What the task requires: Say how many lines of the material below contain the word "document", with no other words.

Extracted material:
※

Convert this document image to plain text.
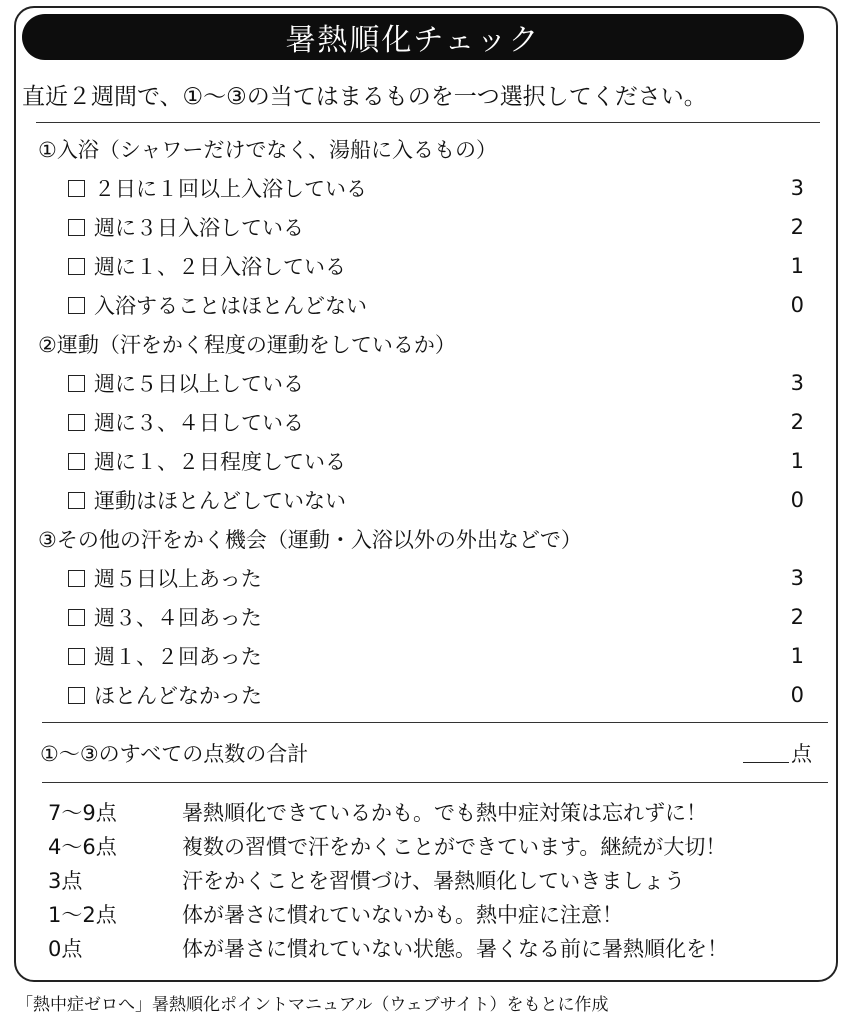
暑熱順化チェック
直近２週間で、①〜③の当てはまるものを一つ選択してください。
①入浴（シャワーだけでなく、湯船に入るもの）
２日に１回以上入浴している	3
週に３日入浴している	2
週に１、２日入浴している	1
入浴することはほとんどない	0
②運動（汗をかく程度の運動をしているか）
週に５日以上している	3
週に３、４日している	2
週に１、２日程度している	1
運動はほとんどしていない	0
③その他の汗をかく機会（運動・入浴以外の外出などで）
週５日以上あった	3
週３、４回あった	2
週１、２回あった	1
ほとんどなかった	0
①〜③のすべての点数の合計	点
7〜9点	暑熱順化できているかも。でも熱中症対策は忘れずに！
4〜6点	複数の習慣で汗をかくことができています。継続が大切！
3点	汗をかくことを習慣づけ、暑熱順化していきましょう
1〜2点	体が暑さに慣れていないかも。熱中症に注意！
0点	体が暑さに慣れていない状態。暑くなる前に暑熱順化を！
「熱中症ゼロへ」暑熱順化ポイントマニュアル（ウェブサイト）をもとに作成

※

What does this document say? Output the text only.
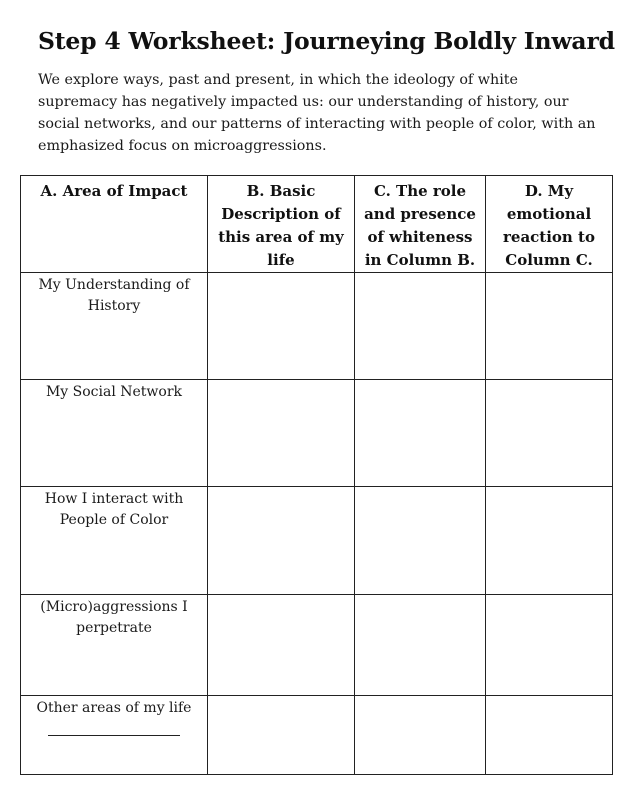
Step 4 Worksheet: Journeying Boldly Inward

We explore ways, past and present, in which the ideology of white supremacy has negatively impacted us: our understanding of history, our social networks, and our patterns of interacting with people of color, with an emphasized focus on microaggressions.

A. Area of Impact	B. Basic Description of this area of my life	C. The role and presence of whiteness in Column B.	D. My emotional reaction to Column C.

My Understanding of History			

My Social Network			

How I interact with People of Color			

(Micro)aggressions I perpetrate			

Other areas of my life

※

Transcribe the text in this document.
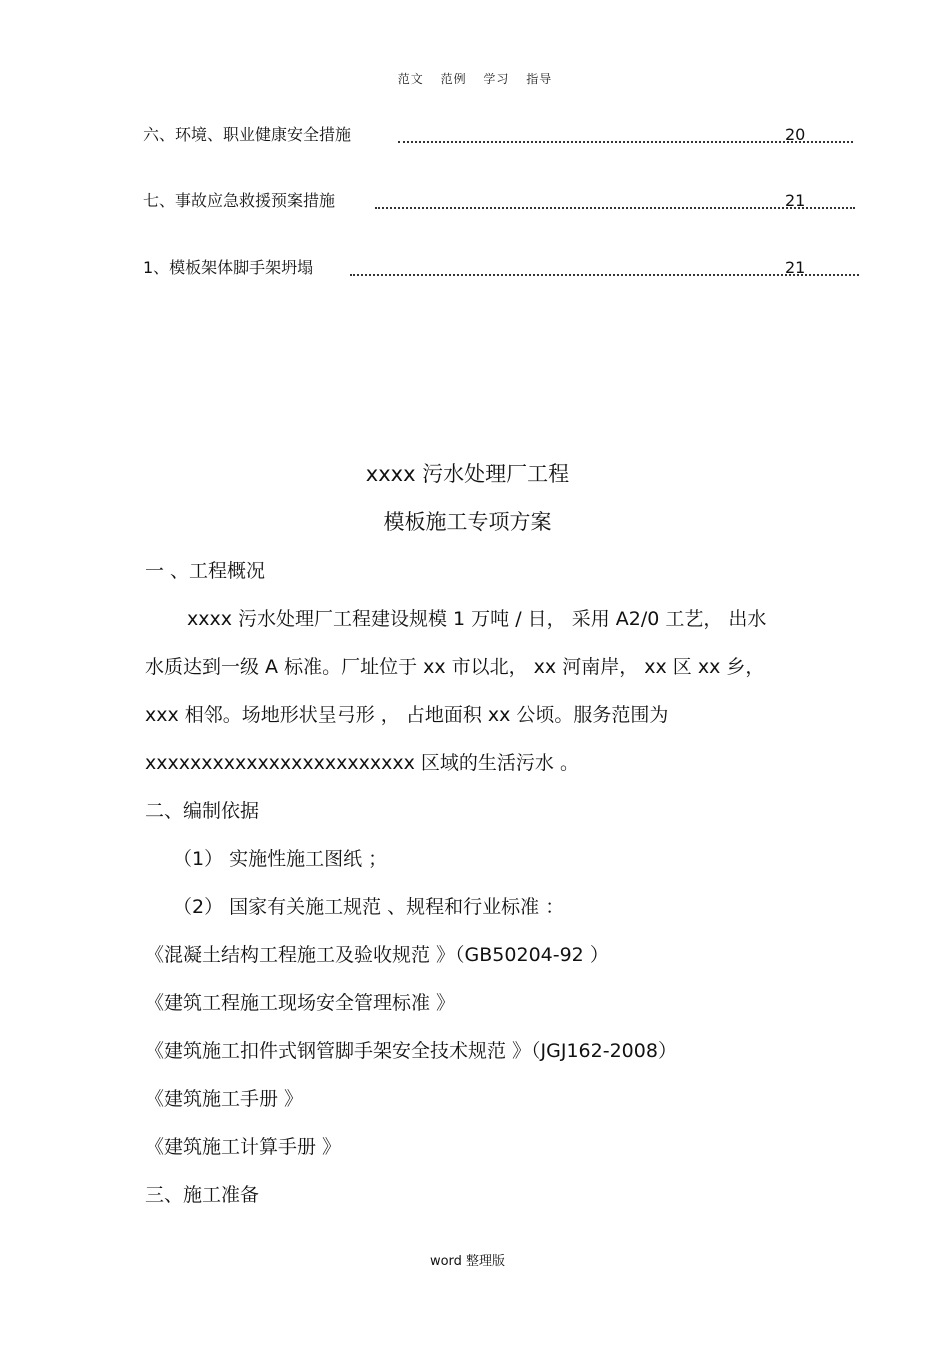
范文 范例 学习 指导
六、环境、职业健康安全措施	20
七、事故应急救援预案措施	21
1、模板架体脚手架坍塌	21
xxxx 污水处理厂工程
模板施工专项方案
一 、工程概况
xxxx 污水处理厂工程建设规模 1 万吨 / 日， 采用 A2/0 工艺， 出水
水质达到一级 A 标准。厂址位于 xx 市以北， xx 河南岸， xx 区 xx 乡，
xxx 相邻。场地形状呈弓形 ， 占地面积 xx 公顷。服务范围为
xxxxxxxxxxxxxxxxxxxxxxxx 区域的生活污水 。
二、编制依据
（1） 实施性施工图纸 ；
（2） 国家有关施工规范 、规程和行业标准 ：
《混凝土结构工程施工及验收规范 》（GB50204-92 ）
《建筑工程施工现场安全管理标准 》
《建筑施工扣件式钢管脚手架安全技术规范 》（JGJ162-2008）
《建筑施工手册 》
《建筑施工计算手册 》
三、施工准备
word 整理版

※

Response to this exercise: 3